[Chart and figure data]
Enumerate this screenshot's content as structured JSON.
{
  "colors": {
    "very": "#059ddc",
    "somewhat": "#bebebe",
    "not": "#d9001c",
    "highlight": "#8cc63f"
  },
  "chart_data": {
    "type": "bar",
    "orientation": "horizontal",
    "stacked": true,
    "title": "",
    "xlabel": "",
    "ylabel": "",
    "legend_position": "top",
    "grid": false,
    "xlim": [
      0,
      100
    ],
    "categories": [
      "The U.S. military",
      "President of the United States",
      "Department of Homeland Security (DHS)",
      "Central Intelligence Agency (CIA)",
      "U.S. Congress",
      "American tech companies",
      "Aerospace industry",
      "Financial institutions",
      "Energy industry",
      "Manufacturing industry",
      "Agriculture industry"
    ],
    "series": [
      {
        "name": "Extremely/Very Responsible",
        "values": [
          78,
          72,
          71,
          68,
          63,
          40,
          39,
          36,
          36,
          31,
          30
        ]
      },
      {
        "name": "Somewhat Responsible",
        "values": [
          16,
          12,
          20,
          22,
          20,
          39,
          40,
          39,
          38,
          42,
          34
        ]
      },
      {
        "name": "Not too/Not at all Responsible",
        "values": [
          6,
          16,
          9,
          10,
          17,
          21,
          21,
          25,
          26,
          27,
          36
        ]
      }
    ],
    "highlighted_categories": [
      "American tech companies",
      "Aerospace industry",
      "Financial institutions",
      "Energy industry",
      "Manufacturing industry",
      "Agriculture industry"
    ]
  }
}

---

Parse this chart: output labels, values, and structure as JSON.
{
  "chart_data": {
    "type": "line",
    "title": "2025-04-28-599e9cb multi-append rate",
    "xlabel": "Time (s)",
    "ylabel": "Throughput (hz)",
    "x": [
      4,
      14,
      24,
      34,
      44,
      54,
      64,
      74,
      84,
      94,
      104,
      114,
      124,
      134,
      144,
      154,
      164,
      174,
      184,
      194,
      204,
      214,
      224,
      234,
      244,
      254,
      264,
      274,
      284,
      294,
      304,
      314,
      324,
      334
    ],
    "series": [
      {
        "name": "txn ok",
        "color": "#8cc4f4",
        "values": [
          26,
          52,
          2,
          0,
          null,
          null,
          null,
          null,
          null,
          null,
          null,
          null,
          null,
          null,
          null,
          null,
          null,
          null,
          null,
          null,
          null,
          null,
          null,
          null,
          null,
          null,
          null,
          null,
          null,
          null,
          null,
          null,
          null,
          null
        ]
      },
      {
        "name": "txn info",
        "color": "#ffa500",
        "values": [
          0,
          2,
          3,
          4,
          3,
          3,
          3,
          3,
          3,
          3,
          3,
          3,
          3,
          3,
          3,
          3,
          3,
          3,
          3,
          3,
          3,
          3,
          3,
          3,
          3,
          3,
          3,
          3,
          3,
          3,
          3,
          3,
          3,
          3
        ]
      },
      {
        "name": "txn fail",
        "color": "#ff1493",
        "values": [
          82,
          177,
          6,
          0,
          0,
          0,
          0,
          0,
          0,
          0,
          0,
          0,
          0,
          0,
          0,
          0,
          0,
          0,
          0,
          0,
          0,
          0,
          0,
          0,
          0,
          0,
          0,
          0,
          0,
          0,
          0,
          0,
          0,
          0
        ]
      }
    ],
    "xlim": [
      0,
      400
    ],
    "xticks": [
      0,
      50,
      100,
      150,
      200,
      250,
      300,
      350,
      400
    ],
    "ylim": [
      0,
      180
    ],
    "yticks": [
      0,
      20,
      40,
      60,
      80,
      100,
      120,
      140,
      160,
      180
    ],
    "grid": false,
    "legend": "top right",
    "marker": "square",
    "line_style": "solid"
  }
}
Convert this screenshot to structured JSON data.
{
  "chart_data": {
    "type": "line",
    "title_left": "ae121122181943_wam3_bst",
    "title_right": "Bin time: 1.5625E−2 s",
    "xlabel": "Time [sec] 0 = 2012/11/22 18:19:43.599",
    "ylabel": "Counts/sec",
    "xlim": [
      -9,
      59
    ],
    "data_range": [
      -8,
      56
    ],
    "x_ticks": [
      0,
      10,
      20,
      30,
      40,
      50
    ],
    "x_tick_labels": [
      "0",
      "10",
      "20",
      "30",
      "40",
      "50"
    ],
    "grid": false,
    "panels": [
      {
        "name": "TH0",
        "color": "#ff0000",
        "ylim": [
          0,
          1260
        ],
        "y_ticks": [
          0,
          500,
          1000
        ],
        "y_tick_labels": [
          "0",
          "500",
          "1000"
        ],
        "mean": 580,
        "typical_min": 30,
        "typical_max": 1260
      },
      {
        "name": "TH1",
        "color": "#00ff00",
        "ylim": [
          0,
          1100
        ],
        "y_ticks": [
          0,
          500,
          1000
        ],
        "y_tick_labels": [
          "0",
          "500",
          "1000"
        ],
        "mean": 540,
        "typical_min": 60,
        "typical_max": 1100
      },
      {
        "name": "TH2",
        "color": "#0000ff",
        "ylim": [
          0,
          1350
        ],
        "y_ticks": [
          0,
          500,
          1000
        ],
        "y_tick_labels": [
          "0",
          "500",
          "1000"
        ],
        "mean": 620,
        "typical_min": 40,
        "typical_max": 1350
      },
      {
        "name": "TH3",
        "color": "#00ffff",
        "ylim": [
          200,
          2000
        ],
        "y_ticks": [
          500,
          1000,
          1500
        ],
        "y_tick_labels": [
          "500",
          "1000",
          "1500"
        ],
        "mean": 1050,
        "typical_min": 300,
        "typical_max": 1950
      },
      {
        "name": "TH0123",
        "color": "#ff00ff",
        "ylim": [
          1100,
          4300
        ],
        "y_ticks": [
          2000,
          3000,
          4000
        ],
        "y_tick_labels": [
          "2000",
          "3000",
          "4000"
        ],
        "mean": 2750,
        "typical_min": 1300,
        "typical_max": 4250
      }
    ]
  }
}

Requirements -
From the entries above, copy every line where the word "mean" shows up.

Solution -
        "mean": 580,
        "mean": 540,
        "mean": 620,
        "mean": 1050,
        "mean": 2750,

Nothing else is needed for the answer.